**TASK OBJECTIVE:** Report each line of the data that includes the word "снижения".

--- --- ---

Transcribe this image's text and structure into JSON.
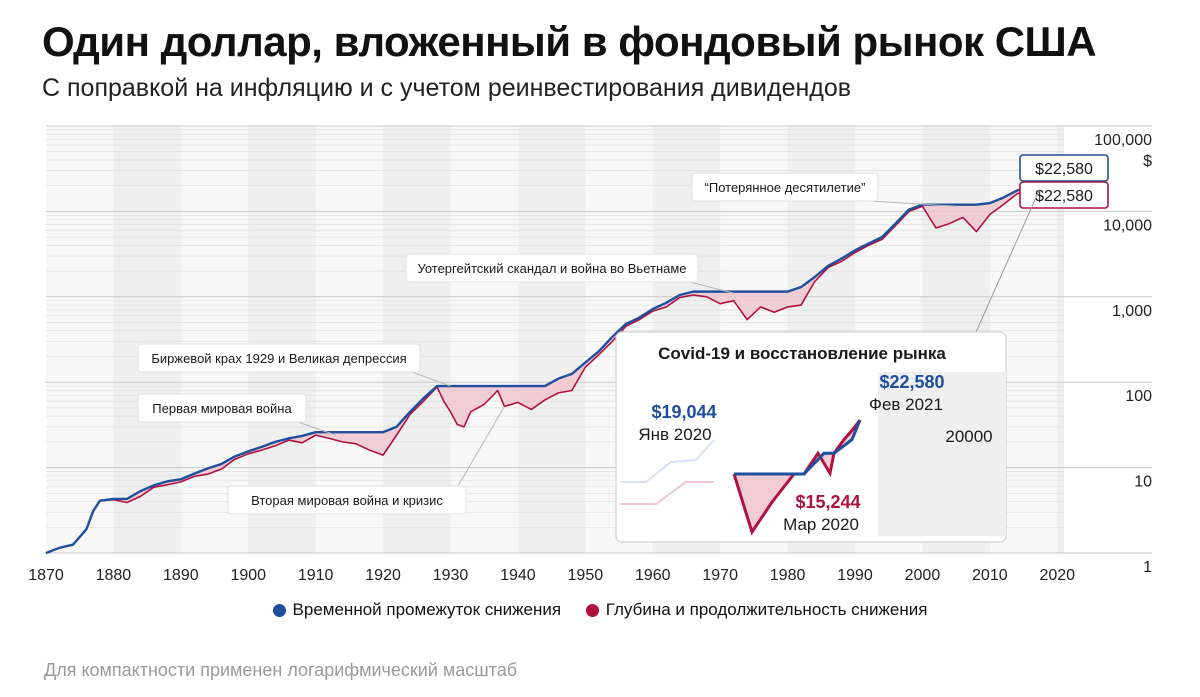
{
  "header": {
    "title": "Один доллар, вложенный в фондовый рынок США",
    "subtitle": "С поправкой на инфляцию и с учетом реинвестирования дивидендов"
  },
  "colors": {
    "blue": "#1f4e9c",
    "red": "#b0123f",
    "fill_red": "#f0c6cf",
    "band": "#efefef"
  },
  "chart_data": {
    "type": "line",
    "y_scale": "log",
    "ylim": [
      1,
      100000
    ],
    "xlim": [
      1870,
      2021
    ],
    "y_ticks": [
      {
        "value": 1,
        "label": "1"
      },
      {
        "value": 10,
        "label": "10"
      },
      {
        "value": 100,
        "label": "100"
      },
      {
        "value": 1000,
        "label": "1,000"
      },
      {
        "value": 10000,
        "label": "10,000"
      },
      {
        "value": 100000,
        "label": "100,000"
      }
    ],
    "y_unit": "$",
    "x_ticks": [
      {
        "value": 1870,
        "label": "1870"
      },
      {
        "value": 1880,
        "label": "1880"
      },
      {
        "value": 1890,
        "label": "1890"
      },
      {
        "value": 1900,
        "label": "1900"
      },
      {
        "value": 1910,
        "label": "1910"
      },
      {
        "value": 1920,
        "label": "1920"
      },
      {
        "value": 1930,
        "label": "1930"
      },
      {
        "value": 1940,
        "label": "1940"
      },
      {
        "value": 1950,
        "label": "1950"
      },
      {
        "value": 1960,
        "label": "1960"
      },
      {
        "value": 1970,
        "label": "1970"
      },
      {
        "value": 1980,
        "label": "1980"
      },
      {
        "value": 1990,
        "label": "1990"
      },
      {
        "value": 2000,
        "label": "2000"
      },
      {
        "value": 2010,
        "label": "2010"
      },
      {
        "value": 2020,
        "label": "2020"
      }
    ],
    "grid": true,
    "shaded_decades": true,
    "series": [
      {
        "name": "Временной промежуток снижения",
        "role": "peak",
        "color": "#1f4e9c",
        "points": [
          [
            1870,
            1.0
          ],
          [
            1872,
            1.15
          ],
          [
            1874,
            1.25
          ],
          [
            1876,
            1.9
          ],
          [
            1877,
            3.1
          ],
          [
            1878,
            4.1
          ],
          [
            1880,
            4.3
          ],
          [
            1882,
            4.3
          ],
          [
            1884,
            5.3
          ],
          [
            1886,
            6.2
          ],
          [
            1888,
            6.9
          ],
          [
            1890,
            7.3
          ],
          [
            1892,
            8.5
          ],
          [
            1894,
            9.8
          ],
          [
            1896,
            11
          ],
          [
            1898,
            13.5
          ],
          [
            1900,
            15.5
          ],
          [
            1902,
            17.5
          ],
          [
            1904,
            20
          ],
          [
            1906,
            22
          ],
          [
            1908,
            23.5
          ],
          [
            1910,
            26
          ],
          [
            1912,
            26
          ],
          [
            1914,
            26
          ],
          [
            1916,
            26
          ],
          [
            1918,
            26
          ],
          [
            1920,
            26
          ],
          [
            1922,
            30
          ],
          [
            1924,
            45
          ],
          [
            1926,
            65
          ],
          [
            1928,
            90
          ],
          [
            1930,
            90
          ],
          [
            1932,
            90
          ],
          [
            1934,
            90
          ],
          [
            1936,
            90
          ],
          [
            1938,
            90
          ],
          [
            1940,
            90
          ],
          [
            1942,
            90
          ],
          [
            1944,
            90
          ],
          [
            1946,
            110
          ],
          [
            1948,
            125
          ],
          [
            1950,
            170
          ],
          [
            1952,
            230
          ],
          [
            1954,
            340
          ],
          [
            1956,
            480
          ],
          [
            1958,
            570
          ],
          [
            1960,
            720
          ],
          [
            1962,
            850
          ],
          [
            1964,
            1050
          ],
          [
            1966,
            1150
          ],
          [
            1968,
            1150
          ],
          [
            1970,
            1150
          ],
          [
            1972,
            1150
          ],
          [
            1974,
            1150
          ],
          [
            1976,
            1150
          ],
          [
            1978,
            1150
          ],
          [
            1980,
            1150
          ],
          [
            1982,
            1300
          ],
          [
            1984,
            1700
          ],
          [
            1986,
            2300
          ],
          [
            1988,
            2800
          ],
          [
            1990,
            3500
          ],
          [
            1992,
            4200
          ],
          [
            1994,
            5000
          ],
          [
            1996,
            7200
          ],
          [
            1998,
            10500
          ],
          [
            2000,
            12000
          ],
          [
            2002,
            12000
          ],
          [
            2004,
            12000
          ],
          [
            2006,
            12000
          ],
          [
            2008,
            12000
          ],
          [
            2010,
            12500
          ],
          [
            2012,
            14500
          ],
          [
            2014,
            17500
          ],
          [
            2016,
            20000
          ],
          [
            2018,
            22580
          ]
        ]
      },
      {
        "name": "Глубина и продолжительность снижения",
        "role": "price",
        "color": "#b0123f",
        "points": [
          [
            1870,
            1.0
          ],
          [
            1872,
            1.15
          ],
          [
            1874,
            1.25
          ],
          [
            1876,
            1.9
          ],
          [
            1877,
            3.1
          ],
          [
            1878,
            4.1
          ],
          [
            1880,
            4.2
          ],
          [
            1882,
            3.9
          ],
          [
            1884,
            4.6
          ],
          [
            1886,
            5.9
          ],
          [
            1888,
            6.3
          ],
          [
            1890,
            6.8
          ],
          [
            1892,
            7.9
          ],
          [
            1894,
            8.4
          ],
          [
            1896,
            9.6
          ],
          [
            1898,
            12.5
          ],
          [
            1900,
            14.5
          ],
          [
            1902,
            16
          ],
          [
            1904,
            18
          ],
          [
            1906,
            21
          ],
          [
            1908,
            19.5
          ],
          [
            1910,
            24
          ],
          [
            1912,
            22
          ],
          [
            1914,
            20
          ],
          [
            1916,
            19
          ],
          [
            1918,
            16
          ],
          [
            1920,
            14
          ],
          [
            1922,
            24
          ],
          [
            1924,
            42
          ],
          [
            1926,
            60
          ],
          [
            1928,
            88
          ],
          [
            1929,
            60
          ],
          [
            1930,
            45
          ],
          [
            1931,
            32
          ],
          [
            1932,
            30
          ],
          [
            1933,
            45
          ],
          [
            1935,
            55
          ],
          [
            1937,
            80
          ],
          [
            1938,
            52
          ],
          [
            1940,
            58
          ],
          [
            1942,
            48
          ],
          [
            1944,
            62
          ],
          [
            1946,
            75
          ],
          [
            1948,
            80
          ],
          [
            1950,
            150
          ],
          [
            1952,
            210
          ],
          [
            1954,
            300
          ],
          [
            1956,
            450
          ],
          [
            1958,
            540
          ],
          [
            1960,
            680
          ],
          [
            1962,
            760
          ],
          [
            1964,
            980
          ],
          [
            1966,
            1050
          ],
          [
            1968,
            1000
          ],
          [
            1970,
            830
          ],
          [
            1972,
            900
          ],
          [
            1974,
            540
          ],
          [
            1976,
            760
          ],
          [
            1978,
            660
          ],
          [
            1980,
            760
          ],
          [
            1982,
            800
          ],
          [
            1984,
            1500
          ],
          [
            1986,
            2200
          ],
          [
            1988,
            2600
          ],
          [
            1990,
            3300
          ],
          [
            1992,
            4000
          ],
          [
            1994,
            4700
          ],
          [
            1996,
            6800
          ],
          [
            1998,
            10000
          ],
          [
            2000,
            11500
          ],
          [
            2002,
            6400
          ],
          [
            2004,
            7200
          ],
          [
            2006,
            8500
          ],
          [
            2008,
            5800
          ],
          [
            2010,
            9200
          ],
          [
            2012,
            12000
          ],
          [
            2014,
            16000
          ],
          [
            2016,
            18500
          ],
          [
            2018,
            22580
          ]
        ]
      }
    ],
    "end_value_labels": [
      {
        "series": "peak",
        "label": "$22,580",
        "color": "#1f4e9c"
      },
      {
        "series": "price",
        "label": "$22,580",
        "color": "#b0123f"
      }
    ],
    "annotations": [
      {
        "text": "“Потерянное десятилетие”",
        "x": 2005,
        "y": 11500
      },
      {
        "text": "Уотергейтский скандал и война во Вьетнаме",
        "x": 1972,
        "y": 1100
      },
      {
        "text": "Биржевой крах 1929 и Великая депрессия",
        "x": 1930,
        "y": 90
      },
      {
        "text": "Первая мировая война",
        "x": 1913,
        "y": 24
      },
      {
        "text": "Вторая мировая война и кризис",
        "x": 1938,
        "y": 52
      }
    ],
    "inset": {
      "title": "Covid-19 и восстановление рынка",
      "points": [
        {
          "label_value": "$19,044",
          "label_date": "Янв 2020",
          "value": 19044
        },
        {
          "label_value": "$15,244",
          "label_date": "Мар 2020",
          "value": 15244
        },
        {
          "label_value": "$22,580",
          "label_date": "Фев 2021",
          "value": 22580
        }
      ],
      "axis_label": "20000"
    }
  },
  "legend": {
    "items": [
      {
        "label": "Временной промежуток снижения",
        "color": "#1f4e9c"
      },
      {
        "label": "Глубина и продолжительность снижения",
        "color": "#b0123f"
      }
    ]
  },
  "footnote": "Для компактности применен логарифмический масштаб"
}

--- --- ---

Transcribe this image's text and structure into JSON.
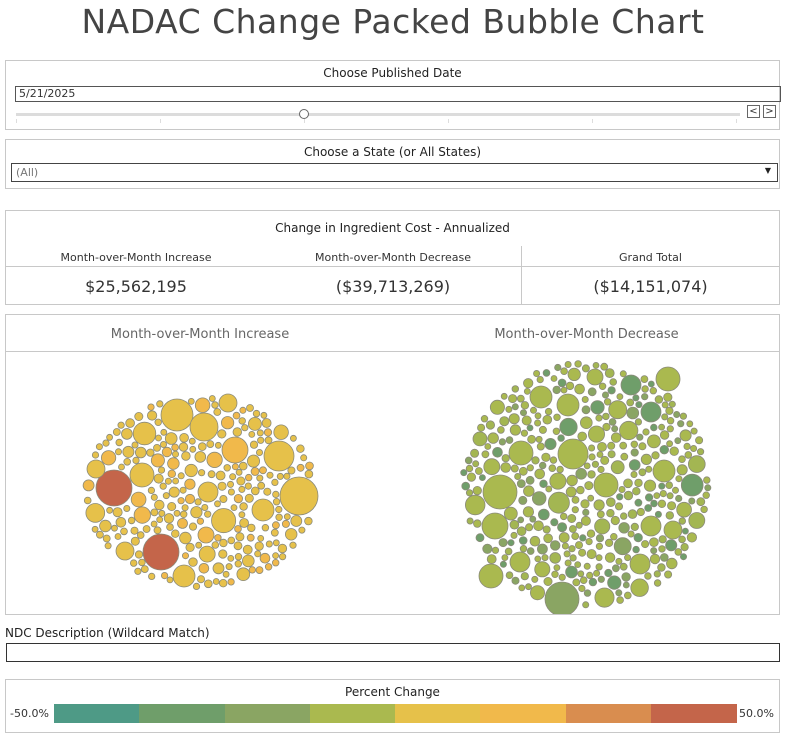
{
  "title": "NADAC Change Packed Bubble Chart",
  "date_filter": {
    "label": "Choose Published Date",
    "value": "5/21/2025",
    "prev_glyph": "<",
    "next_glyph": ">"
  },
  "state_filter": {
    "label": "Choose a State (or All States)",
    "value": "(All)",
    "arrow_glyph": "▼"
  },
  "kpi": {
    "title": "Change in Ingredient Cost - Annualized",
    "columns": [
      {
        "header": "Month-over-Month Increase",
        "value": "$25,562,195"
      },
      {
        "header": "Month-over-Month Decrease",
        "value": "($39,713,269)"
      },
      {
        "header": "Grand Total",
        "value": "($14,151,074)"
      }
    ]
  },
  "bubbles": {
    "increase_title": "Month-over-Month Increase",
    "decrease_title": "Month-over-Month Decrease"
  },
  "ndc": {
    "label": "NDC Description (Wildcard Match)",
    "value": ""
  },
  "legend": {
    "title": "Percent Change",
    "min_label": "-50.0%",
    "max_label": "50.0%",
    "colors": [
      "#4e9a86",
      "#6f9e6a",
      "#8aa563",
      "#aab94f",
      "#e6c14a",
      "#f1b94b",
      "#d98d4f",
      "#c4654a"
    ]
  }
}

--- --- ---

**TASK SOLUTION:**
        "name": "Временной промежуток снижения",
        "name": "Глубина и продолжительность снижения",
        "label": "Временной промежуток снижения",
        "label": "Глубина и продолжительность снижения",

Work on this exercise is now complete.